» Listing:
------

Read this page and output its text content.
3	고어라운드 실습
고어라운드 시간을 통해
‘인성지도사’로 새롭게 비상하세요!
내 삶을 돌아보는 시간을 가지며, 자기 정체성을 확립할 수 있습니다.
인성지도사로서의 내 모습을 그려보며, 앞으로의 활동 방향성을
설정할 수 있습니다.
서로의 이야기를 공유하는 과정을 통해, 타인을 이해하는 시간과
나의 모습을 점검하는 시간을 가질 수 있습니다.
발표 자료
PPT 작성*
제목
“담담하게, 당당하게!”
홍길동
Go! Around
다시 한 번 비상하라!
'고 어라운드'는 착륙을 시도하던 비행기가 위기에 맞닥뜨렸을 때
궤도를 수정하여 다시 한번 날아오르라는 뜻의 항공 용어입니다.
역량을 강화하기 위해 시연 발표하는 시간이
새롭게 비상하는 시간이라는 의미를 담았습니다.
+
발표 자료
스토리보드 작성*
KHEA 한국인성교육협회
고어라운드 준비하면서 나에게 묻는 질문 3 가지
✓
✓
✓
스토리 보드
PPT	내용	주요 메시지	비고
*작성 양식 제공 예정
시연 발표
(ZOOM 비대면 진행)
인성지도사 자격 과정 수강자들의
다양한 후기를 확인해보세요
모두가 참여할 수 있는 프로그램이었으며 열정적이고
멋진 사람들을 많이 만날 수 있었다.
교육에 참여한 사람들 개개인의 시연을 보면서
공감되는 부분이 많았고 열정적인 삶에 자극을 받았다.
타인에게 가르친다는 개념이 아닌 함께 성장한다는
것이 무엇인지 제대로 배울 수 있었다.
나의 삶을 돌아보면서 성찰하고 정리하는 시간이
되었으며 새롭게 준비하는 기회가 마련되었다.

------

» Task objective:
All of the lines above need to be given again exactly.

» Answer to the task:
Read this page and output its text content.
3	고어라운드 실습
고어라운드 시간을 통해
‘인성지도사’로 새롭게 비상하세요!
내 삶을 돌아보는 시간을 가지며, 자기 정체성을 확립할 수 있습니다.
인성지도사로서의 내 모습을 그려보며, 앞으로의 활동 방향성을
설정할 수 있습니다.
서로의 이야기를 공유하는 과정을 통해, 타인을 이해하는 시간과
나의 모습을 점검하는 시간을 가질 수 있습니다.
발표 자료
PPT 작성*
제목
“담담하게, 당당하게!”
홍길동
Go! Around
다시 한 번 비상하라!
'고 어라운드'는 착륙을 시도하던 비행기가 위기에 맞닥뜨렸을 때
궤도를 수정하여 다시 한번 날아오르라는 뜻의 항공 용어입니다.
역량을 강화하기 위해 시연 발표하는 시간이
새롭게 비상하는 시간이라는 의미를 담았습니다.
+
발표 자료
스토리보드 작성*
KHEA 한국인성교육협회
고어라운드 준비하면서 나에게 묻는 질문 3 가지
✓
✓
✓
스토리 보드
PPT	내용	주요 메시지	비고
*작성 양식 제공 예정
시연 발표
(ZOOM 비대면 진행)
인성지도사 자격 과정 수강자들의
다양한 후기를 확인해보세요
모두가 참여할 수 있는 프로그램이었으며 열정적이고
멋진 사람들을 많이 만날 수 있었다.
교육에 참여한 사람들 개개인의 시연을 보면서
공감되는 부분이 많았고 열정적인 삶에 자극을 받았다.
타인에게 가르친다는 개념이 아닌 함께 성장한다는
것이 무엇인지 제대로 배울 수 있었다.
나의 삶을 돌아보면서 성찰하고 정리하는 시간이
되었으며 새롭게 준비하는 기회가 마련되었다.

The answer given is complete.